* _GOAL OF THE EXERCISE_
Without the pictures, return all of the material exactly as written.
+--
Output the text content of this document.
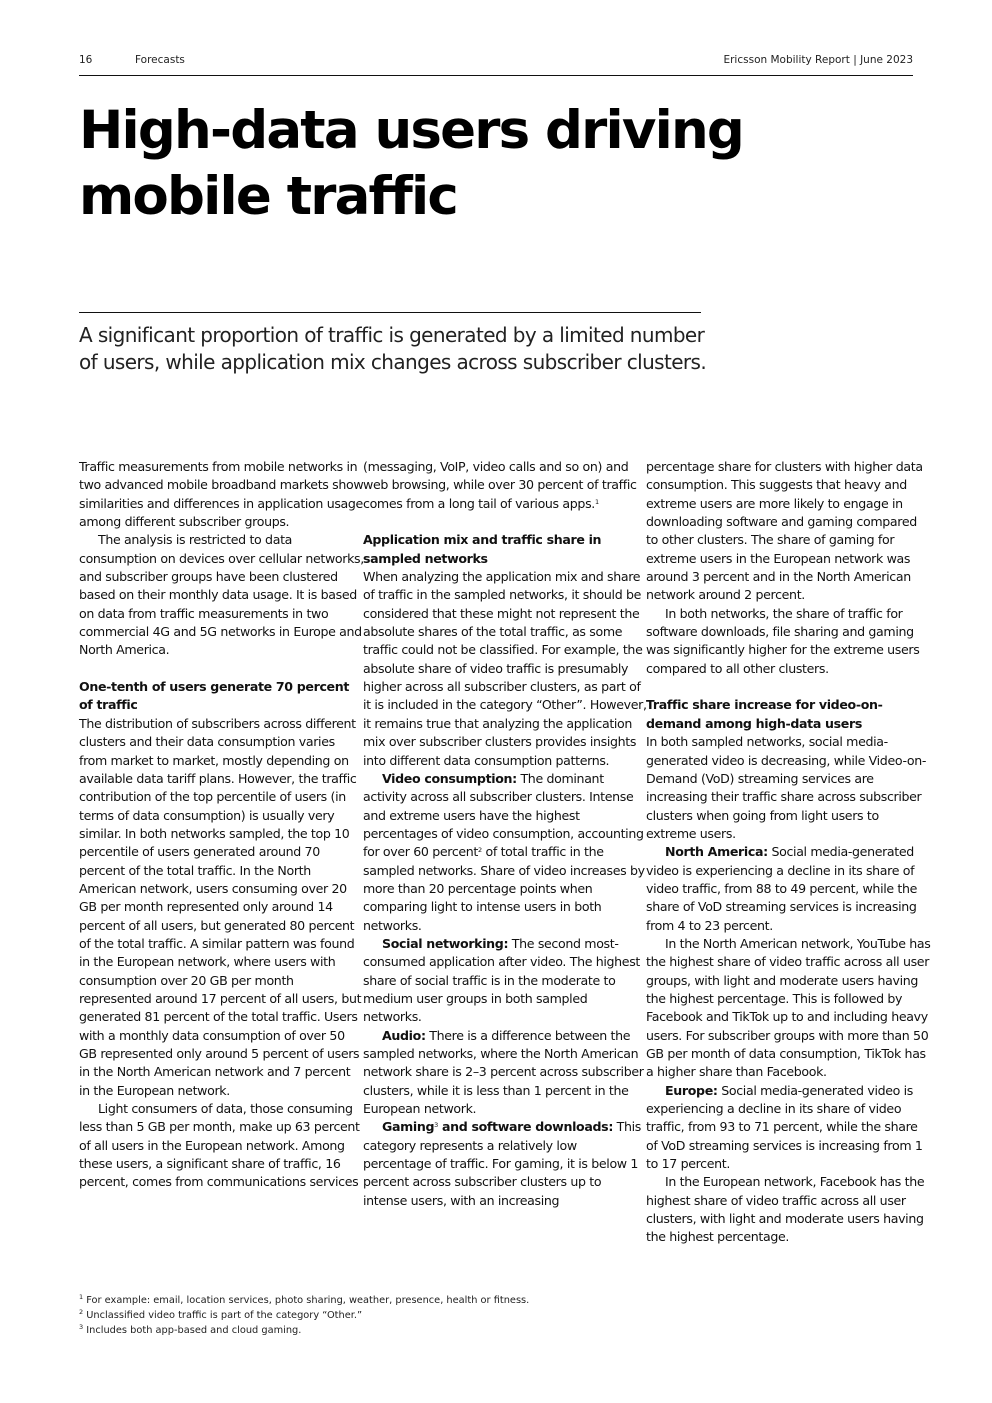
16	Forecasts	Ericsson Mobility Report | June 2023
High-data users driving mobile traffic

A significant proportion of traffic is generated by a limited number of users, while application mix changes across subscriber clusters.

Traffic measurements from mobile networks in two advanced mobile broadband markets show similarities and differences in application usage among different subscriber groups.

The analysis is restricted to data consumption on devices over cellular networks, and subscriber groups have been clustered based on their monthly data usage. It is based on data from traffic measurements in two commercial 4G and 5G networks in Europe and North America.

One-tenth of users generate 70 percent of traffic

The distribution of subscribers across different clusters and their data consumption varies from market to market, mostly depending on available data tariff plans. However, the traffic contribution of the top percentile of users (in terms of data consumption) is usually very similar. In both networks sampled, the top 10 percentile of users generated around 70 percent of the total traffic. In the North American network, users consuming over 20 GB per month represented only around 14 percent of all users, but generated 80 percent of the total traffic. A similar pattern was found in the European network, where users with consumption over 20 GB per month represented around 17 percent of all users, but generated 81 percent of the total traffic. Users with a monthly data consumption of over 50 GB represented only around 5 percent of users in the North American network and 7 percent in the European network.

Light consumers of data, those consuming less than 5 GB per month, make up 63 percent of all users in the European network. Among these users, a significant share of traffic, 16 percent, comes from communications services

(messaging, VoIP, video calls and so on) and web browsing, while over 30 percent of traffic comes from a long tail of various apps.$^1$

Application mix and traffic share in sampled networks

When analyzing the application mix and share of traffic in the sampled networks, it should be considered that these might not represent the absolute shares of the total traffic, as some traffic could not be classified. For example, the absolute share of video traffic is presumably higher across all subscriber clusters, as part of it is included in the category “Other”. However, it remains true that analyzing the application mix over subscriber clusters provides insights into different data consumption patterns.

Video consumption: The dominant activity across all subscriber clusters. Intense and extreme users have the highest percentages of video consumption, accounting for over 60 percent$^2$ of total traffic in the sampled networks. Share of video increases by more than 20 percentage points when comparing light to intense users in both networks.

Social networking: The second most-consumed application after video. The highest share of social traffic is in the moderate to medium user groups in both sampled networks.

Audio: There is a difference between the sampled networks, where the North American network share is 2–3 percent across subscriber clusters, while it is less than 1 percent in the European network.

Gaming$^3$ and software downloads: This category represents a relatively low percentage of traffic. For gaming, it is below 1 percent across subscriber clusters up to intense users, with an increasing

percentage share for clusters with higher data consumption. This suggests that heavy and extreme users are more likely to engage in downloading software and gaming compared to other clusters. The share of gaming for extreme users in the European network was around 3 percent and in the North American network around 2 percent.

In both networks, the share of traffic for software downloads, file sharing and gaming was significantly higher for the extreme users compared to all other clusters.

Traffic share increase for video-on-demand among high-data users

In both sampled networks, social media-generated video is decreasing, while Video-on-Demand (VoD) streaming services are increasing their traffic share across subscriber clusters when going from light users to extreme users.

North America: Social media-generated video is experiencing a decline in its share of video traffic, from 88 to 49 percent, while the share of VoD streaming services is increasing from 4 to 23 percent.

In the North American network, YouTube has the highest share of video traffic across all user groups, with light and moderate users having the highest percentage. This is followed by Facebook and TikTok up to and including heavy users. For subscriber groups with more than 50 GB per month of data consumption, TikTok has a higher share than Facebook.

Europe: Social media-generated video is experiencing a decline in its share of video traffic, from 93 to 71 percent, while the share of VoD streaming services is increasing from 1 to 17 percent.

In the European network, Facebook has the highest share of video traffic across all user clusters, with light and moderate users having the highest percentage.

$^1$ For example: email, location services, photo sharing, weather, presence, health or fitness.

$^2$ Unclassified video traffic is part of the category “Other.”

$^3$ Includes both app-based and cloud gaming.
+--
* _EXPECTED OUTPUT_
Output the text content of this document.
16	Forecasts	Ericsson Mobility Report | June 2023
High-data users driving mobile traffic

A significant proportion of traffic is generated by a limited number of users, while application mix changes across subscriber clusters.

Traffic measurements from mobile networks in two advanced mobile broadband markets show similarities and differences in application usage among different subscriber groups.

The analysis is restricted to data consumption on devices over cellular networks, and subscriber groups have been clustered based on their monthly data usage. It is based on data from traffic measurements in two commercial 4G and 5G networks in Europe and North America.

One-tenth of users generate 70 percent of traffic

The distribution of subscribers across different clusters and their data consumption varies from market to market, mostly depending on available data tariff plans. However, the traffic contribution of the top percentile of users (in terms of data consumption) is usually very similar. In both networks sampled, the top 10 percentile of users generated around 70 percent of the total traffic. In the North American network, users consuming over 20 GB per month represented only around 14 percent of all users, but generated 80 percent of the total traffic. A similar pattern was found in the European network, where users with consumption over 20 GB per month represented around 17 percent of all users, but generated 81 percent of the total traffic. Users with a monthly data consumption of over 50 GB represented only around 5 percent of users in the North American network and 7 percent in the European network.

Light consumers of data, those consuming less than 5 GB per month, make up 63 percent of all users in the European network. Among these users, a significant share of traffic, 16 percent, comes from communications services

(messaging, VoIP, video calls and so on) and web browsing, while over 30 percent of traffic comes from a long tail of various apps.$^1$

Application mix and traffic share in sampled networks

When analyzing the application mix and share of traffic in the sampled networks, it should be considered that these might not represent the absolute shares of the total traffic, as some traffic could not be classified. For example, the absolute share of video traffic is presumably higher across all subscriber clusters, as part of it is included in the category “Other”. However, it remains true that analyzing the application mix over subscriber clusters provides insights into different data consumption patterns.

Video consumption: The dominant activity across all subscriber clusters. Intense and extreme users have the highest percentages of video consumption, accounting for over 60 percent$^2$ of total traffic in the sampled networks. Share of video increases by more than 20 percentage points when comparing light to intense users in both networks.

Social networking: The second most-consumed application after video. The highest share of social traffic is in the moderate to medium user groups in both sampled networks.

Audio: There is a difference between the sampled networks, where the North American network share is 2–3 percent across subscriber clusters, while it is less than 1 percent in the European network.

Gaming$^3$ and software downloads: This category represents a relatively low percentage of traffic. For gaming, it is below 1 percent across subscriber clusters up to intense users, with an increasing

percentage share for clusters with higher data consumption. This suggests that heavy and extreme users are more likely to engage in downloading software and gaming compared to other clusters. The share of gaming for extreme users in the European network was around 3 percent and in the North American network around 2 percent.

In both networks, the share of traffic for software downloads, file sharing and gaming was significantly higher for the extreme users compared to all other clusters.

Traffic share increase for video-on-demand among high-data users

In both sampled networks, social media-generated video is decreasing, while Video-on-Demand (VoD) streaming services are increasing their traffic share across subscriber clusters when going from light users to extreme users.

North America: Social media-generated video is experiencing a decline in its share of video traffic, from 88 to 49 percent, while the share of VoD streaming services is increasing from 4 to 23 percent.

In the North American network, YouTube has the highest share of video traffic across all user groups, with light and moderate users having the highest percentage. This is followed by Facebook and TikTok up to and including heavy users. For subscriber groups with more than 50 GB per month of data consumption, TikTok has a higher share than Facebook.

Europe: Social media-generated video is experiencing a decline in its share of video traffic, from 93 to 71 percent, while the share of VoD streaming services is increasing from 1 to 17 percent.

In the European network, Facebook has the highest share of video traffic across all user clusters, with light and moderate users having the highest percentage.

$^1$ For example: email, location services, photo sharing, weather, presence, health or fitness.

$^2$ Unclassified video traffic is part of the category “Other.”

$^3$ Includes both app-based and cloud gaming.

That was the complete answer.